YOUR TASK: Check the listing below for lines that hold "JSON". How many are there? Please give only the number.

───

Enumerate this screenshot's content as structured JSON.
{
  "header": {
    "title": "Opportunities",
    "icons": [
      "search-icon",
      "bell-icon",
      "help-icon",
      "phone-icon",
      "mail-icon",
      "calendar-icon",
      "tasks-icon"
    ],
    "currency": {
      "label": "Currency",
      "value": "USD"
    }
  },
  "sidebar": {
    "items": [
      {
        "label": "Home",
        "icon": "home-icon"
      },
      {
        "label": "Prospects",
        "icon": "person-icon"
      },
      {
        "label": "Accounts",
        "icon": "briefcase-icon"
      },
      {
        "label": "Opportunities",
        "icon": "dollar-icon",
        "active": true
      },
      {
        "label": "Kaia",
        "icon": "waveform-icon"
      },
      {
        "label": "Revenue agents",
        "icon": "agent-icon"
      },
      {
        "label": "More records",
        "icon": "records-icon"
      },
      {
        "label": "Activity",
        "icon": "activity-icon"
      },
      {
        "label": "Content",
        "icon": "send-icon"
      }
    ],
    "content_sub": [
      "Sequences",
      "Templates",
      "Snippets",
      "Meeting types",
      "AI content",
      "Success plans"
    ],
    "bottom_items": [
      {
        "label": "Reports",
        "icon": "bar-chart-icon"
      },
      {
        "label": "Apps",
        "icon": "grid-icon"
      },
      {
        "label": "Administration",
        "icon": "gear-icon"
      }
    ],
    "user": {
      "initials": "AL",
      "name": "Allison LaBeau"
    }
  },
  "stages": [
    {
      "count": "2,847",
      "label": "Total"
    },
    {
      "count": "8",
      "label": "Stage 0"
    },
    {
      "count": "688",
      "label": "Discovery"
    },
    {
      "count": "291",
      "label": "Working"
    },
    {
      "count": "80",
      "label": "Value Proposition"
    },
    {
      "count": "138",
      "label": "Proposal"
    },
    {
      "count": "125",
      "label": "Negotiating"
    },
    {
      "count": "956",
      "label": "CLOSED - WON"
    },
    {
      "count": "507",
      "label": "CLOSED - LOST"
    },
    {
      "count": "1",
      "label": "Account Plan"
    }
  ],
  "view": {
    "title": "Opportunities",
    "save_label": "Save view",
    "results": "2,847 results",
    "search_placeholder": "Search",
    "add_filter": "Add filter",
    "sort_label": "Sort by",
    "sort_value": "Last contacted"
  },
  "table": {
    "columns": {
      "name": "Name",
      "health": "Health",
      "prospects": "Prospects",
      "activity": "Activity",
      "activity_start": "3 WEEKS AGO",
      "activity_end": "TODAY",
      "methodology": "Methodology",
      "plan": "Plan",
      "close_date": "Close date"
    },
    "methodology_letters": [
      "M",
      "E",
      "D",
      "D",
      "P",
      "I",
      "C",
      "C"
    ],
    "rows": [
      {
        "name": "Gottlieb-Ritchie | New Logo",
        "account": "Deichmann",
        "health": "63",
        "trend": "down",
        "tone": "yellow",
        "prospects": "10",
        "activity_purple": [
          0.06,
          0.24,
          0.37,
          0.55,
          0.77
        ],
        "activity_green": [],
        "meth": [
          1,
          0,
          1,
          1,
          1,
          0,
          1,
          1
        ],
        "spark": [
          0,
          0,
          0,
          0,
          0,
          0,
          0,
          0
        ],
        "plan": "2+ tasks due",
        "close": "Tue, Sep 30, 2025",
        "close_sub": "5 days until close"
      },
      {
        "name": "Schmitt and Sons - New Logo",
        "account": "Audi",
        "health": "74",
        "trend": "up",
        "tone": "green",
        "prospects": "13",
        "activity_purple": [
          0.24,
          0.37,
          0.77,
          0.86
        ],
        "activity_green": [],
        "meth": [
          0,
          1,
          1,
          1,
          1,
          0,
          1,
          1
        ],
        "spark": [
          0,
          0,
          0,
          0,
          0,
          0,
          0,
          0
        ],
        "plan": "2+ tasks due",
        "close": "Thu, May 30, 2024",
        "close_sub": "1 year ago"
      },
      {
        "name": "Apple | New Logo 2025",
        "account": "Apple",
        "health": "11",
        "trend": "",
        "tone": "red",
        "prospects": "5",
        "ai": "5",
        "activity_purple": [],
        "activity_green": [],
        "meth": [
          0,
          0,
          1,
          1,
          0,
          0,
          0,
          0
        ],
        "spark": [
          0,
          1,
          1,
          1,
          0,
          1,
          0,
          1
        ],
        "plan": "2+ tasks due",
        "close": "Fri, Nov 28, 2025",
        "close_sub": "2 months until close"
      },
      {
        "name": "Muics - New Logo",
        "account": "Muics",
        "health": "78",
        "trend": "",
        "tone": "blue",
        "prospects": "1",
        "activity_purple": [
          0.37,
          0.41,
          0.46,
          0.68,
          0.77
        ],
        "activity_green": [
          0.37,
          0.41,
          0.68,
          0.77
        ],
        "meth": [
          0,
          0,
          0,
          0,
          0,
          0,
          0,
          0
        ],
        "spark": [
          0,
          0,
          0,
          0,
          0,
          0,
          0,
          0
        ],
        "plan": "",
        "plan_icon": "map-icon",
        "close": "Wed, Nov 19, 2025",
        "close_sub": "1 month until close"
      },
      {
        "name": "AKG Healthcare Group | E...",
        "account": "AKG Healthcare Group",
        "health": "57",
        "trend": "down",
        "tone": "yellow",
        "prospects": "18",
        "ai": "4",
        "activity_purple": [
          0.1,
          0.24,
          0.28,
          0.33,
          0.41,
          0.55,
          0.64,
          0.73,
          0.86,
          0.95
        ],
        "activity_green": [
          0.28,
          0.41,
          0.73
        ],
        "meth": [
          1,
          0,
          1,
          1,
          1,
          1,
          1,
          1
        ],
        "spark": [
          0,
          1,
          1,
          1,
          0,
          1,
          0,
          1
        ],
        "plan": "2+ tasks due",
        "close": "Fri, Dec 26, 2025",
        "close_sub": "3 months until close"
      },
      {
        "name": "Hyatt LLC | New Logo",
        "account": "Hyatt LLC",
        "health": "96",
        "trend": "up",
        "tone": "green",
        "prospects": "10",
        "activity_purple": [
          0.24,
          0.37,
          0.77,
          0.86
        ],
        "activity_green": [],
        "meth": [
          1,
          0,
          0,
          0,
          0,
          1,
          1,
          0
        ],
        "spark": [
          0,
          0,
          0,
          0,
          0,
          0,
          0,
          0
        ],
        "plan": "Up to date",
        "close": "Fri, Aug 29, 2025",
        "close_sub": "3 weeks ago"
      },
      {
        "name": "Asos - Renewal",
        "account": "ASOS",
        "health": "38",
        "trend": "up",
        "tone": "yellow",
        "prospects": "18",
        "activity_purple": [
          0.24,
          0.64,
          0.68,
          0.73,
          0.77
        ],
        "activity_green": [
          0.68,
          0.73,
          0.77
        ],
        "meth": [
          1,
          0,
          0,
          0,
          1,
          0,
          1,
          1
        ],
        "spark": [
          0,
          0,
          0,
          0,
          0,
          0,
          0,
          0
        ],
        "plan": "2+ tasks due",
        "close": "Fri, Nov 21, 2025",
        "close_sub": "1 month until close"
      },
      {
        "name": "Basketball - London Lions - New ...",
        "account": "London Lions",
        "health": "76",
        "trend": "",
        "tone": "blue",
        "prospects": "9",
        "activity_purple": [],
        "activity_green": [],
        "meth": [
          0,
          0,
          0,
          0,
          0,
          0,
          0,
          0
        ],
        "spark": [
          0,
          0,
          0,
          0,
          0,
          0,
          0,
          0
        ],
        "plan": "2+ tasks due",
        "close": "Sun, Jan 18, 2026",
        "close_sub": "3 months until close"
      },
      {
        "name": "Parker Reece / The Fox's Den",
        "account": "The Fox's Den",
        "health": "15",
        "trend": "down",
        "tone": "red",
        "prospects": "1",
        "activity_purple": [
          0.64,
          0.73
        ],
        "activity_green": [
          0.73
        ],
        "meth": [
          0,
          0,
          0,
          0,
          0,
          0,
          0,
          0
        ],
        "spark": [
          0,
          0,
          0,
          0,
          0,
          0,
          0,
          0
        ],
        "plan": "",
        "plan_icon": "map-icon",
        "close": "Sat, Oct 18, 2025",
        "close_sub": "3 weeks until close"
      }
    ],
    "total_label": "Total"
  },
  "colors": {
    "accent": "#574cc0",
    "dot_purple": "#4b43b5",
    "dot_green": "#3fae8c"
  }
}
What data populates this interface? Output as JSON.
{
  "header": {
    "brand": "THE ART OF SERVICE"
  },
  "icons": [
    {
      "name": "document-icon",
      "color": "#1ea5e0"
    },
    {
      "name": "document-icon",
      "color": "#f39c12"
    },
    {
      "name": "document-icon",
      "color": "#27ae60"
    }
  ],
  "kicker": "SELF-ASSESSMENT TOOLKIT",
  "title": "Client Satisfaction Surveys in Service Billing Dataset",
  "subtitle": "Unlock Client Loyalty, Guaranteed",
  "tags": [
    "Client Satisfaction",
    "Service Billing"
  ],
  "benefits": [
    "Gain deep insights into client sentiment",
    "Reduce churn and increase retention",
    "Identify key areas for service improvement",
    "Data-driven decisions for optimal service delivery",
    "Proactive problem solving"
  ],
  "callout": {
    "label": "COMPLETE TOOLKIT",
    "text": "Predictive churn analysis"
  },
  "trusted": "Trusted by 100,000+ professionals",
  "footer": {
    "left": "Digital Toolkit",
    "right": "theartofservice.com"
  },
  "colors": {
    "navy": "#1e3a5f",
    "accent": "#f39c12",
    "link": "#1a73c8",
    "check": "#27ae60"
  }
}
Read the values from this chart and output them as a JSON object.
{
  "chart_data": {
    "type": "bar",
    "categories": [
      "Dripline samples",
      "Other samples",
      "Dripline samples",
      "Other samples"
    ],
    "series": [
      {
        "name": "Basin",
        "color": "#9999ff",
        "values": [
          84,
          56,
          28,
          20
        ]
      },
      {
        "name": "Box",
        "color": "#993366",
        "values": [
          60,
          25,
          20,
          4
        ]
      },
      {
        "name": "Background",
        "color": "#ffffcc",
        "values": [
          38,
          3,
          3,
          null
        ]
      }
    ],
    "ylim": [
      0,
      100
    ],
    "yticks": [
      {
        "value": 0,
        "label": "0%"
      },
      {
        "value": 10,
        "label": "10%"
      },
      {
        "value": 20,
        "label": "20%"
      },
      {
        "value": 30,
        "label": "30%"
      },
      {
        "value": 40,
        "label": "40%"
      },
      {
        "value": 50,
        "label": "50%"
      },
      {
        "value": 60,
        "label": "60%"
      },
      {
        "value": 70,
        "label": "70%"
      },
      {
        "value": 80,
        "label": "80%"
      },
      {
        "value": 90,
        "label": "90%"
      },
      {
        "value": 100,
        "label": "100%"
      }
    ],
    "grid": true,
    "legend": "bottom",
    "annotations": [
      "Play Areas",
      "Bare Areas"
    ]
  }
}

───

OUTPUT OF THE EXERCISE: 3